Aim:
Write out every entry word for word.

[Dataset entries on figures]
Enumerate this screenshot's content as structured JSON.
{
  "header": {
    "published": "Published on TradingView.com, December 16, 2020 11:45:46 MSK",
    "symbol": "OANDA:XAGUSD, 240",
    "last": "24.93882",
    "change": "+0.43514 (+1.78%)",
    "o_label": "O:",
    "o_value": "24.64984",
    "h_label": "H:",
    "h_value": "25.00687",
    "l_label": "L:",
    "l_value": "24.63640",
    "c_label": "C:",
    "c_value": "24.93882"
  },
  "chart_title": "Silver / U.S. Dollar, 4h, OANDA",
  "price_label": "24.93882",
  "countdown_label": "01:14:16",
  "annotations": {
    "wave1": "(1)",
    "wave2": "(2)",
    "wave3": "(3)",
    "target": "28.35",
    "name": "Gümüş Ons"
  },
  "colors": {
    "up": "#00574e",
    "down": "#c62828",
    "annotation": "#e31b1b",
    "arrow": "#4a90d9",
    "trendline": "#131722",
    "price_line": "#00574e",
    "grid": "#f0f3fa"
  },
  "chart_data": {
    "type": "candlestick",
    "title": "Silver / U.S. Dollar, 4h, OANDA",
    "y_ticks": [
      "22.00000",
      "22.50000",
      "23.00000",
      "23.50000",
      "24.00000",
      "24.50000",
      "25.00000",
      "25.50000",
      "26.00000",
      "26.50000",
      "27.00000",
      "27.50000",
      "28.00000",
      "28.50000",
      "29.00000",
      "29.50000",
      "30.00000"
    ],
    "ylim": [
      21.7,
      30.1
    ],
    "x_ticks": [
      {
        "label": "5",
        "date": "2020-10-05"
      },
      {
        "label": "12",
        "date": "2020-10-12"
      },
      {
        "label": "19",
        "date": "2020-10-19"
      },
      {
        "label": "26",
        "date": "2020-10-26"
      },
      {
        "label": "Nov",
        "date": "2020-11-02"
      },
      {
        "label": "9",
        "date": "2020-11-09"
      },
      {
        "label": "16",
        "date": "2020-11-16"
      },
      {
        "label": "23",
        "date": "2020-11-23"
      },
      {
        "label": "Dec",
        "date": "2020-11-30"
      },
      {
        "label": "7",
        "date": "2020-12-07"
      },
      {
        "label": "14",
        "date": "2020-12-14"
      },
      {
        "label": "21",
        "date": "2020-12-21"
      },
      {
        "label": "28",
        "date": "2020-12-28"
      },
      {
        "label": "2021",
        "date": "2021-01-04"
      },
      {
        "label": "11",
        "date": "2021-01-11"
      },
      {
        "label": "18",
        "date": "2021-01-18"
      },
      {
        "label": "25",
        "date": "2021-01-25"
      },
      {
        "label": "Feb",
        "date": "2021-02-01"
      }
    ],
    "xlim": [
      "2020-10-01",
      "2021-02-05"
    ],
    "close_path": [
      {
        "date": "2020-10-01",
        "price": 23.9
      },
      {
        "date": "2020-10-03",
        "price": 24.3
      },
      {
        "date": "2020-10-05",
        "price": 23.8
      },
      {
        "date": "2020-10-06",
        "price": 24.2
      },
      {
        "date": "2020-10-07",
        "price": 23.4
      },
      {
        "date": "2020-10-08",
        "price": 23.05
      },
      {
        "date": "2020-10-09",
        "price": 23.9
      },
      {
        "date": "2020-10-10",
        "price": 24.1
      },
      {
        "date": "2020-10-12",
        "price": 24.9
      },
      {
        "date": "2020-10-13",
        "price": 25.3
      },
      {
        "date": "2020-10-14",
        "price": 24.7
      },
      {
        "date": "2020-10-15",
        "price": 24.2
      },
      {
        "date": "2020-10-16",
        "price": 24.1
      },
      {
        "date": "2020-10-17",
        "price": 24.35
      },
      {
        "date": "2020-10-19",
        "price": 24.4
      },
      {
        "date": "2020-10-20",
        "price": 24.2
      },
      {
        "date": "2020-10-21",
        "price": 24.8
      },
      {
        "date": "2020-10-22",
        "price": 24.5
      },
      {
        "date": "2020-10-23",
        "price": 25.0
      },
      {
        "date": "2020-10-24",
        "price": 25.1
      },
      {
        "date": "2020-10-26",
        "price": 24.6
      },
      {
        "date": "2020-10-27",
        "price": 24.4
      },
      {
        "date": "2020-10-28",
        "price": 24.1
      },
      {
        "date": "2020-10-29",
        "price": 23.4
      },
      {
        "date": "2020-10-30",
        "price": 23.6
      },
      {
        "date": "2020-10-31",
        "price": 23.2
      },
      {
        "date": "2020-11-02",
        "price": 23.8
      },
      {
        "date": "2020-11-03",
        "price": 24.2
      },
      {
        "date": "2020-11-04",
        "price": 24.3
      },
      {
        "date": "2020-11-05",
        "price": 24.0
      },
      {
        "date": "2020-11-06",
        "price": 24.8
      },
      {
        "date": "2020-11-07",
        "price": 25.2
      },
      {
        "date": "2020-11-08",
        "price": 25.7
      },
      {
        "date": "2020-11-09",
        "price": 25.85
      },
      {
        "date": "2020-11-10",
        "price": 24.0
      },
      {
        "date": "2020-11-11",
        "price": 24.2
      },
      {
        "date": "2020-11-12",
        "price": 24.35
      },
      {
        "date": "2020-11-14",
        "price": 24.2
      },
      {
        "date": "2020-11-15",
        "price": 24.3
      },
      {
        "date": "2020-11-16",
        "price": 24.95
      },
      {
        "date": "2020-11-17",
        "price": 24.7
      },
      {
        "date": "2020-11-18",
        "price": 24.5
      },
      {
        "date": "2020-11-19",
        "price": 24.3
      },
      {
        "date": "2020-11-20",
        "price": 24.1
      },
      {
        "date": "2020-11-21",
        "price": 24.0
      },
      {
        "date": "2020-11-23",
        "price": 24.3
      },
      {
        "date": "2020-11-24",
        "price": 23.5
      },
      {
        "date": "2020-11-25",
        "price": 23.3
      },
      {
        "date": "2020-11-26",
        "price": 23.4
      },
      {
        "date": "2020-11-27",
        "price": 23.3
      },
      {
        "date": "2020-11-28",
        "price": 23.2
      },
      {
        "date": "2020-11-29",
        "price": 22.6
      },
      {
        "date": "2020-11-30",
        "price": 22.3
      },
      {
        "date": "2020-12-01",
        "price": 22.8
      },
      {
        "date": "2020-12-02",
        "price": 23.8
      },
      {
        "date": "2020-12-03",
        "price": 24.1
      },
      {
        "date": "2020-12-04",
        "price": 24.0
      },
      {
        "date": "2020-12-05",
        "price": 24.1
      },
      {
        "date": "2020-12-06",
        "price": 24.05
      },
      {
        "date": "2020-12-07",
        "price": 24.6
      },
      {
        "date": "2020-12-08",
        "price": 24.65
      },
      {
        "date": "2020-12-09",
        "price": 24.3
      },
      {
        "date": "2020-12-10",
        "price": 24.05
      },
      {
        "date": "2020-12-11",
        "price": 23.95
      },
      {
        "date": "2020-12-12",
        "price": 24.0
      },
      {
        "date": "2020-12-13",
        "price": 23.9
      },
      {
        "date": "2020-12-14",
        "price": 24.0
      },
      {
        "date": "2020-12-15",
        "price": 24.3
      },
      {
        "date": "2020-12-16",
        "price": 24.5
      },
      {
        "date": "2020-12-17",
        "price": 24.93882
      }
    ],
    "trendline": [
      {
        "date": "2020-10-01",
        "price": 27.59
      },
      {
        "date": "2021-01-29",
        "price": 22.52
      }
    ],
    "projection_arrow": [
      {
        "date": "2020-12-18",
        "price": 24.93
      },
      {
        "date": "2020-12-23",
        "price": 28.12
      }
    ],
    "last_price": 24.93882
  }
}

Answer to the task:
Enumerate this screenshot's content as structured JSON.
{
  "header": {
    "published": "Published on TradingView.com, December 16, 2020 11:45:46 MSK",
    "symbol": "OANDA:XAGUSD, 240",
    "last": "24.93882",
    "change": "+0.43514 (+1.78%)",
    "o_label": "O:",
    "o_value": "24.64984",
    "h_label": "H:",
    "h_value": "25.00687",
    "l_label": "L:",
    "l_value": "24.63640",
    "c_label": "C:",
    "c_value": "24.93882"
  },
  "chart_title": "Silver / U.S. Dollar, 4h, OANDA",
  "price_label": "24.93882",
  "countdown_label": "01:14:16",
  "annotations": {
    "wave1": "(1)",
    "wave2": "(2)",
    "wave3": "(3)",
    "target": "28.35",
    "name": "Gümüş Ons"
  },
  "colors": {
    "up": "#00574e",
    "down": "#c62828",
    "annotation": "#e31b1b",
    "arrow": "#4a90d9",
    "trendline": "#131722",
    "price_line": "#00574e",
    "grid": "#f0f3fa"
  },
  "chart_data": {
    "type": "candlestick",
    "title": "Silver / U.S. Dollar, 4h, OANDA",
    "y_ticks": [
      "22.00000",
      "22.50000",
      "23.00000",
      "23.50000",
      "24.00000",
      "24.50000",
      "25.00000",
      "25.50000",
      "26.00000",
      "26.50000",
      "27.00000",
      "27.50000",
      "28.00000",
      "28.50000",
      "29.00000",
      "29.50000",
      "30.00000"
    ],
    "ylim": [
      21.7,
      30.1
    ],
    "x_ticks": [
      {
        "label": "5",
        "date": "2020-10-05"
      },
      {
        "label": "12",
        "date": "2020-10-12"
      },
      {
        "label": "19",
        "date": "2020-10-19"
      },
      {
        "label": "26",
        "date": "2020-10-26"
      },
      {
        "label": "Nov",
        "date": "2020-11-02"
      },
      {
        "label": "9",
        "date": "2020-11-09"
      },
      {
        "label": "16",
        "date": "2020-11-16"
      },
      {
        "label": "23",
        "date": "2020-11-23"
      },
      {
        "label": "Dec",
        "date": "2020-11-30"
      },
      {
        "label": "7",
        "date": "2020-12-07"
      },
      {
        "label": "14",
        "date": "2020-12-14"
      },
      {
        "label": "21",
        "date": "2020-12-21"
      },
      {
        "label": "28",
        "date": "2020-12-28"
      },
      {
        "label": "2021",
        "date": "2021-01-04"
      },
      {
        "label": "11",
        "date": "2021-01-11"
      },
      {
        "label": "18",
        "date": "2021-01-18"
      },
      {
        "label": "25",
        "date": "2021-01-25"
      },
      {
        "label": "Feb",
        "date": "2021-02-01"
      }
    ],
    "xlim": [
      "2020-10-01",
      "2021-02-05"
    ],
    "close_path": [
      {
        "date": "2020-10-01",
        "price": 23.9
      },
      {
        "date": "2020-10-03",
        "price": 24.3
      },
      {
        "date": "2020-10-05",
        "price": 23.8
      },
      {
        "date": "2020-10-06",
        "price": 24.2
      },
      {
        "date": "2020-10-07",
        "price": 23.4
      },
      {
        "date": "2020-10-08",
        "price": 23.05
      },
      {
        "date": "2020-10-09",
        "price": 23.9
      },
      {
        "date": "2020-10-10",
        "price": 24.1
      },
      {
        "date": "2020-10-12",
        "price": 24.9
      },
      {
        "date": "2020-10-13",
        "price": 25.3
      },
      {
        "date": "2020-10-14",
        "price": 24.7
      },
      {
        "date": "2020-10-15",
        "price": 24.2
      },
      {
        "date": "2020-10-16",
        "price": 24.1
      },
      {
        "date": "2020-10-17",
        "price": 24.35
      },
      {
        "date": "2020-10-19",
        "price": 24.4
      },
      {
        "date": "2020-10-20",
        "price": 24.2
      },
      {
        "date": "2020-10-21",
        "price": 24.8
      },
      {
        "date": "2020-10-22",
        "price": 24.5
      },
      {
        "date": "2020-10-23",
        "price": 25.0
      },
      {
        "date": "2020-10-24",
        "price": 25.1
      },
      {
        "date": "2020-10-26",
        "price": 24.6
      },
      {
        "date": "2020-10-27",
        "price": 24.4
      },
      {
        "date": "2020-10-28",
        "price": 24.1
      },
      {
        "date": "2020-10-29",
        "price": 23.4
      },
      {
        "date": "2020-10-30",
        "price": 23.6
      },
      {
        "date": "2020-10-31",
        "price": 23.2
      },
      {
        "date": "2020-11-02",
        "price": 23.8
      },
      {
        "date": "2020-11-03",
        "price": 24.2
      },
      {
        "date": "2020-11-04",
        "price": 24.3
      },
      {
        "date": "2020-11-05",
        "price": 24.0
      },
      {
        "date": "2020-11-06",
        "price": 24.8
      },
      {
        "date": "2020-11-07",
        "price": 25.2
      },
      {
        "date": "2020-11-08",
        "price": 25.7
      },
      {
        "date": "2020-11-09",
        "price": 25.85
      },
      {
        "date": "2020-11-10",
        "price": 24.0
      },
      {
        "date": "2020-11-11",
        "price": 24.2
      },
      {
        "date": "2020-11-12",
        "price": 24.35
      },
      {
        "date": "2020-11-14",
        "price": 24.2
      },
      {
        "date": "2020-11-15",
        "price": 24.3
      },
      {
        "date": "2020-11-16",
        "price": 24.95
      },
      {
        "date": "2020-11-17",
        "price": 24.7
      },
      {
        "date": "2020-11-18",
        "price": 24.5
      },
      {
        "date": "2020-11-19",
        "price": 24.3
      },
      {
        "date": "2020-11-20",
        "price": 24.1
      },
      {
        "date": "2020-11-21",
        "price": 24.0
      },
      {
        "date": "2020-11-23",
        "price": 24.3
      },
      {
        "date": "2020-11-24",
        "price": 23.5
      },
      {
        "date": "2020-11-25",
        "price": 23.3
      },
      {
        "date": "2020-11-26",
        "price": 23.4
      },
      {
        "date": "2020-11-27",
        "price": 23.3
      },
      {
        "date": "2020-11-28",
        "price": 23.2
      },
      {
        "date": "2020-11-29",
        "price": 22.6
      },
      {
        "date": "2020-11-30",
        "price": 22.3
      },
      {
        "date": "2020-12-01",
        "price": 22.8
      },
      {
        "date": "2020-12-02",
        "price": 23.8
      },
      {
        "date": "2020-12-03",
        "price": 24.1
      },
      {
        "date": "2020-12-04",
        "price": 24.0
      },
      {
        "date": "2020-12-05",
        "price": 24.1
      },
      {
        "date": "2020-12-06",
        "price": 24.05
      },
      {
        "date": "2020-12-07",
        "price": 24.6
      },
      {
        "date": "2020-12-08",
        "price": 24.65
      },
      {
        "date": "2020-12-09",
        "price": 24.3
      },
      {
        "date": "2020-12-10",
        "price": 24.05
      },
      {
        "date": "2020-12-11",
        "price": 23.95
      },
      {
        "date": "2020-12-12",
        "price": 24.0
      },
      {
        "date": "2020-12-13",
        "price": 23.9
      },
      {
        "date": "2020-12-14",
        "price": 24.0
      },
      {
        "date": "2020-12-15",
        "price": 24.3
      },
      {
        "date": "2020-12-16",
        "price": 24.5
      },
      {
        "date": "2020-12-17",
        "price": 24.93882
      }
    ],
    "trendline": [
      {
        "date": "2020-10-01",
        "price": 27.59
      },
      {
        "date": "2021-01-29",
        "price": 22.52
      }
    ],
    "projection_arrow": [
      {
        "date": "2020-12-18",
        "price": 24.93
      },
      {
        "date": "2020-12-23",
        "price": 28.12
      }
    ],
    "last_price": 24.93882
  }
}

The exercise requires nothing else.